Problem details: Copy out each line of the material in which the word "ACCESSORY" appears.

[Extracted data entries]
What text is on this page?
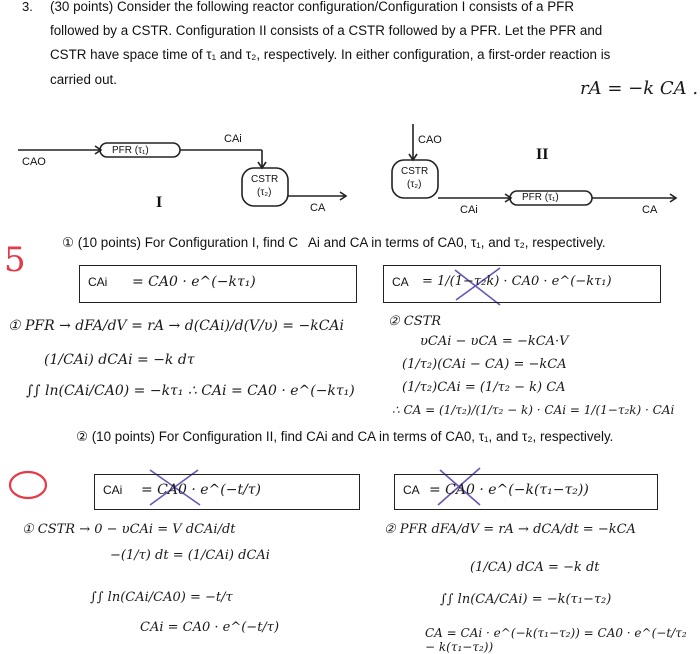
3. (30 points) Consider the following reactor configuration/Configuration I consists of a PFR
followed by a CSTR. Configuration II consists of a CSTR followed by a PFR. Let the PFR and
CSTR have space time of τ₁ and τ₂, respectively. In either configuration, a first-order reaction is
carried out.	rA = −k CA .
CAO
PFR (τ₁)
CAi
CSTR
(τ₂)
CA
I
CAO
CSTR
(τ₂)
CAi
PFR (τ₁)
CA
II
5	① (10 points) For Configuration I, find C Ai and CA in terms of CA0, τ₁, and τ₂, respectively.
CAi = CA0 · e^(−kτ₁)	CA = 1/(1−τ₂k) · CA0 · e^(−kτ₁)
① PFR → dFA/dV = rA → d(CAi)/d(V/υ) = −kCAi
(1/CAi) dCAi = −k dτ
∫∫ ln(CAi/CA0) = −kτ₁ ∴ CAi = CA0 · e^(−kτ₁)
② CSTR
υCAi − υCA = −kCA·V
(1/τ₂)(CAi − CA) = −kCA
(1/τ₂)CAi = (1/τ₂ − k) CA
∴ CA = (1/τ₂)/(1/τ₂ − k) · CAi = 1/(1−τ₂k) · CAi
② (10 points) For Configuration II, find CAi and CA in terms of CA0, τ₁, and τ₂, respectively.
CAi = CA0 · e^(−t/τ)	CA = CA0 · e^(−k(τ₁−τ₂))
① CSTR → 0 − υCAi = V dCAi/dt
−(1/τ) dt = (1/CAi) dCAi
∫∫ ln(CAi/CA0) = −t/τ
CAi = CA0 · e^(−t/τ)
② PFR dFA/dV = rA → dCA/dt = −kCA
(1/CA) dCA = −k dt
∫∫ ln(CA/CAi) = −k(τ₁−τ₂)
CA = CAi · e^(−k(τ₁−τ₂)) = CA0 · e^(−t/τ₂ − k(τ₁−τ₂))
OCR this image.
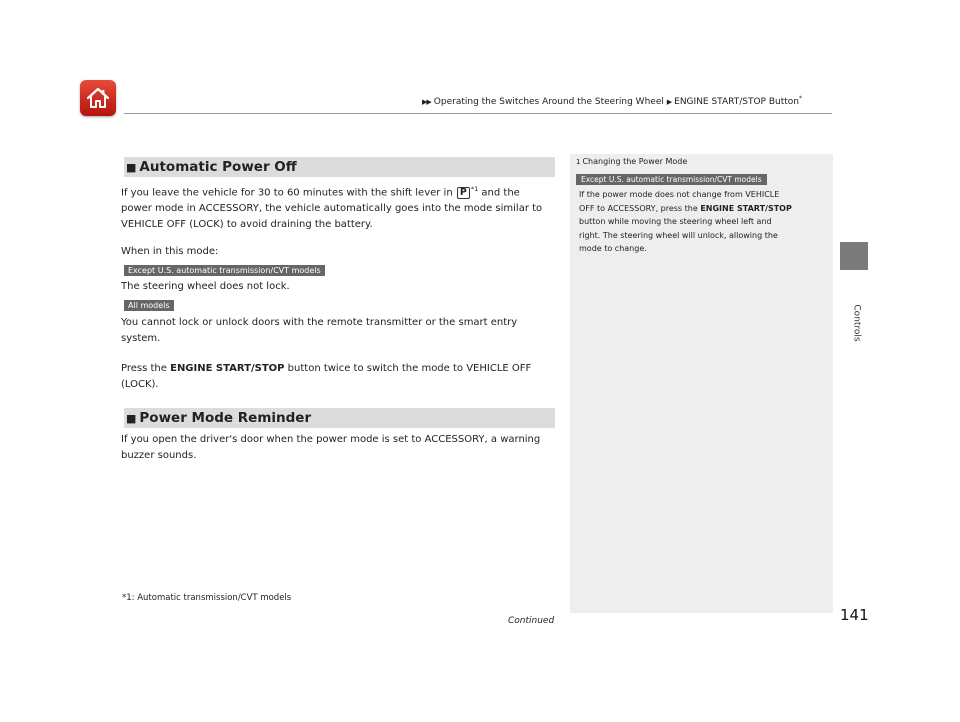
▶▶ Operating the Switches Around the Steering Wheel ▶ ENGINE START/STOP Button*
Controls
■ Automatic Power Off
If you leave the vehicle for 30 to 60 minutes with the shift lever in P $^{*1}$ and the
power mode in ACCESSORY, the vehicle automatically goes into the mode similar to
VEHICLE OFF (LOCK) to avoid draining the battery.
When in this mode:
Except U.S. automatic transmission/CVT models
The steering wheel does not lock.
All models
You cannot lock or unlock doors with the remote transmitter or the smart entry
system.
Press the ENGINE START/STOP button twice to switch the mode to VEHICLE OFF
(LOCK).
■ Power Mode Reminder
If you open the driver's door when the power mode is set to ACCESSORY, a warning
buzzer sounds.
*1: Automatic transmission/CVT models
Continued	141
1 Changing the Power Mode
Except U.S. automatic transmission/CVT models
If the power mode does not change from VEHICLE
OFF to ACCESSORY, press the ENGINE START/STOP
button while moving the steering wheel left and
right. The steering wheel will unlock, allowing the
mode to change.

Exercise solution:
power mode in ACCESSORY, the vehicle automatically goes into the mode similar to
If you open the driver's door when the power mode is set to ACCESSORY, a warning
OFF to ACCESSORY, press the ENGINE START/STOP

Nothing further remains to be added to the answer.